[START OF Given entries]

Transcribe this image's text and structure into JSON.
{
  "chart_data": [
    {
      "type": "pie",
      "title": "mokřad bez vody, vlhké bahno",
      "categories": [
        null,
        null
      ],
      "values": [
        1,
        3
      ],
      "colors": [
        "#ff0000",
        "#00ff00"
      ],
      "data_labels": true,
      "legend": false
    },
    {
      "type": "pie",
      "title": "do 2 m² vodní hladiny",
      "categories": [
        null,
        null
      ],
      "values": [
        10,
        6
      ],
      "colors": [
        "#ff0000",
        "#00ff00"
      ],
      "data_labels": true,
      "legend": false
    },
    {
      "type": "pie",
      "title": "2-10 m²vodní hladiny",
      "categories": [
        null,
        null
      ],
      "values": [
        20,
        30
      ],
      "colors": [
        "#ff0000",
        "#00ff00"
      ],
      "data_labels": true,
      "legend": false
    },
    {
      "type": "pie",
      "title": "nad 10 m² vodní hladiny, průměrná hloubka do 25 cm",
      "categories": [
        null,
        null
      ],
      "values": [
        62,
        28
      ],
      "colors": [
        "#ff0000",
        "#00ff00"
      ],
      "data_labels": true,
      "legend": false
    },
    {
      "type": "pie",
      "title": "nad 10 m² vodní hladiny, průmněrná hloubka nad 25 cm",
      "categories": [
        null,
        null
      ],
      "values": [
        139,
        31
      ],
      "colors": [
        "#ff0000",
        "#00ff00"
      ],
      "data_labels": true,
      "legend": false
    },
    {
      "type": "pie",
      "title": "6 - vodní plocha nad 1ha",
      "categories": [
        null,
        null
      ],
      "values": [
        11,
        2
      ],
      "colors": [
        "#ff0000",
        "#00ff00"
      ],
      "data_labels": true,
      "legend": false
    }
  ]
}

[END OF Given entries]

=== Aim ===
The records above should be returned exactly.

=== Exercise response ===
Transcribe this image's text and structure into JSON.
{
  "chart_data": [
    {
      "type": "pie",
      "title": "mokřad bez vody, vlhké bahno",
      "categories": [
        null,
        null
      ],
      "values": [
        1,
        3
      ],
      "colors": [
        "#ff0000",
        "#00ff00"
      ],
      "data_labels": true,
      "legend": false
    },
    {
      "type": "pie",
      "title": "do 2 m² vodní hladiny",
      "categories": [
        null,
        null
      ],
      "values": [
        10,
        6
      ],
      "colors": [
        "#ff0000",
        "#00ff00"
      ],
      "data_labels": true,
      "legend": false
    },
    {
      "type": "pie",
      "title": "2-10 m²vodní hladiny",
      "categories": [
        null,
        null
      ],
      "values": [
        20,
        30
      ],
      "colors": [
        "#ff0000",
        "#00ff00"
      ],
      "data_labels": true,
      "legend": false
    },
    {
      "type": "pie",
      "title": "nad 10 m² vodní hladiny, průměrná hloubka do 25 cm",
      "categories": [
        null,
        null
      ],
      "values": [
        62,
        28
      ],
      "colors": [
        "#ff0000",
        "#00ff00"
      ],
      "data_labels": true,
      "legend": false
    },
    {
      "type": "pie",
      "title": "nad 10 m² vodní hladiny, průmněrná hloubka nad 25 cm",
      "categories": [
        null,
        null
      ],
      "values": [
        139,
        31
      ],
      "colors": [
        "#ff0000",
        "#00ff00"
      ],
      "data_labels": true,
      "legend": false
    },
    {
      "type": "pie",
      "title": "6 - vodní plocha nad 1ha",
      "categories": [
        null,
        null
      ],
      "values": [
        11,
        2
      ],
      "colors": [
        "#ff0000",
        "#00ff00"
      ],
      "data_labels": true,
      "legend": false
    }
  ]
}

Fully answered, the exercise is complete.